What you need to do:
Filter the entries that follow, copying every line in which the word "УСПД" appears.

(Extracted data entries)
-=-=-=-=-
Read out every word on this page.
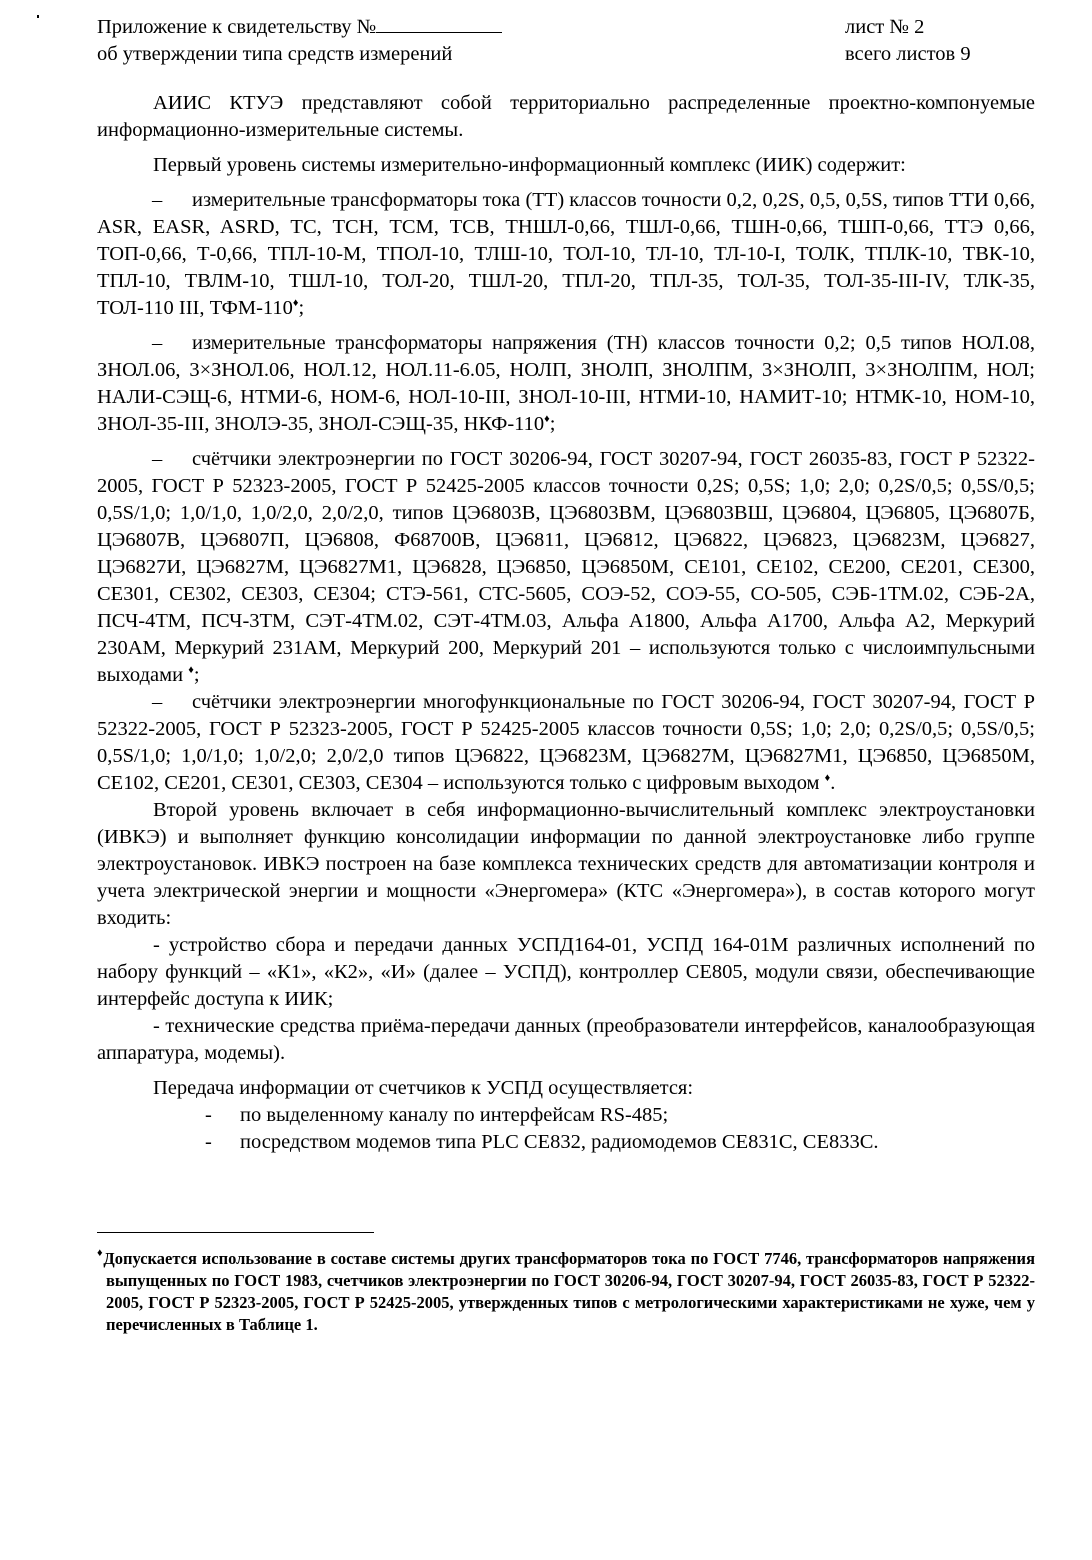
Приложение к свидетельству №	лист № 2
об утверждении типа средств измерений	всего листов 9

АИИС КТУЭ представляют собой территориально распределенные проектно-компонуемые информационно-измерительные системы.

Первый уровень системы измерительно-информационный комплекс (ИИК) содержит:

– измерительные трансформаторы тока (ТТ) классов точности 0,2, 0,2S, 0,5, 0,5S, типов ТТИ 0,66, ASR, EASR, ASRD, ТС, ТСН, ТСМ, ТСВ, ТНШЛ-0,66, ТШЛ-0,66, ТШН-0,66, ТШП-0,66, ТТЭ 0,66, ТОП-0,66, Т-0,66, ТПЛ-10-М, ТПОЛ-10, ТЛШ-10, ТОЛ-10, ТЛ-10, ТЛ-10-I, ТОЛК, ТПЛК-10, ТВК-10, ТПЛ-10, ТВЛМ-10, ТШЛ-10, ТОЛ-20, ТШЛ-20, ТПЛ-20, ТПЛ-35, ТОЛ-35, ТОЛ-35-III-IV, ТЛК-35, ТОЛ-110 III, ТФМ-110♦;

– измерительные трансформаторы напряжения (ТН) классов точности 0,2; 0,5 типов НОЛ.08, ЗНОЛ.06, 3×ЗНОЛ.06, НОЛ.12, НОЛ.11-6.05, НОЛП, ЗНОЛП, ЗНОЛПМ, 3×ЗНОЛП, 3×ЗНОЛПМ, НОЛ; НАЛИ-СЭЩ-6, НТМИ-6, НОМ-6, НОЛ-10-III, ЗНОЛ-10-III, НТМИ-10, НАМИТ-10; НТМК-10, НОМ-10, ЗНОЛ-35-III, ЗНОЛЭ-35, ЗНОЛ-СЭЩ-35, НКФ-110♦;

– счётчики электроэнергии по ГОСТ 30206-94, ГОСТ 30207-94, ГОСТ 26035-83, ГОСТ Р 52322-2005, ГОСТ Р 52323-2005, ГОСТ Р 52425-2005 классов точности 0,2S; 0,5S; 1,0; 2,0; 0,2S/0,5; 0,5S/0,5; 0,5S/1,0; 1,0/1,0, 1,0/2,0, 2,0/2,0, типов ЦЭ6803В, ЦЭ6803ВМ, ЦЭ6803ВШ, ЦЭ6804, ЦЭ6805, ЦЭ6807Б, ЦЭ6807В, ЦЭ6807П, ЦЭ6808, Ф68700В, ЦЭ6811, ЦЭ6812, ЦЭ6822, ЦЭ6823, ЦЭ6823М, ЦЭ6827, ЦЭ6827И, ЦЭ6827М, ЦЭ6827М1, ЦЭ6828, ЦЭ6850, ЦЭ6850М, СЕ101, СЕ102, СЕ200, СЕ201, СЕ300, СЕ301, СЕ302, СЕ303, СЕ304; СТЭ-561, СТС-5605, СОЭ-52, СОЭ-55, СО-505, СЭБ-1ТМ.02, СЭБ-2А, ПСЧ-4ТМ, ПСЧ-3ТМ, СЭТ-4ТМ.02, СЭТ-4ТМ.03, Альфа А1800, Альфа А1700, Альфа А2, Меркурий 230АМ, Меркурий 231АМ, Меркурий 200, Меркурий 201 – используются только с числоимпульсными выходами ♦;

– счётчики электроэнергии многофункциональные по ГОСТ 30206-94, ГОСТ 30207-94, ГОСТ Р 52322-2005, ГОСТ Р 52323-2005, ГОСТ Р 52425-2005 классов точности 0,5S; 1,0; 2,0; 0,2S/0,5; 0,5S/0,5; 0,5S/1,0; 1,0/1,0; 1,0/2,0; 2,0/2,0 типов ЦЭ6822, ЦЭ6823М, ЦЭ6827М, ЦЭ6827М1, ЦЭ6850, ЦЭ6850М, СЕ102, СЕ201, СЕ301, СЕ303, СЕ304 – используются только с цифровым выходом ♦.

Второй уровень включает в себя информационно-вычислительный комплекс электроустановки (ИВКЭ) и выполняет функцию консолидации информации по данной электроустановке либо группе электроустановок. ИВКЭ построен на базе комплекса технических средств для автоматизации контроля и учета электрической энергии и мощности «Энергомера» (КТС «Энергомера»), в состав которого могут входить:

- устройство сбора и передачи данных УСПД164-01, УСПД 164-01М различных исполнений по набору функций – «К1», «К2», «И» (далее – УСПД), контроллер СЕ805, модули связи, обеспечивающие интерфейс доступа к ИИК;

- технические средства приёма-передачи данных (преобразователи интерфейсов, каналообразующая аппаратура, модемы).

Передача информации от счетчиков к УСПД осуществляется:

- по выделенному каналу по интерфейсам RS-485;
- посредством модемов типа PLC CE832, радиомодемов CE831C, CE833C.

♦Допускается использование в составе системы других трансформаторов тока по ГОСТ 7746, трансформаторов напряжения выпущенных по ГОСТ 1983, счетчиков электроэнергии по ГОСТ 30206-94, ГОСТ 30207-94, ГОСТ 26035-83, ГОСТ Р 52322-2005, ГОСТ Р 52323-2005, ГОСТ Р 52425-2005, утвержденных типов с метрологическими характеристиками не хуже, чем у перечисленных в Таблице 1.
-=-=-=-=-
Finished task:
- устройство сбора и передачи данных УСПД164-01, УСПД 164-01М различных исполнений по набору функций – «К1», «К2», «И» (далее – УСПД), контроллер СЕ805, модули связи, обеспечивающие интерфейс доступа к ИИК;
Передача информации от счетчиков к УСПД осуществляется:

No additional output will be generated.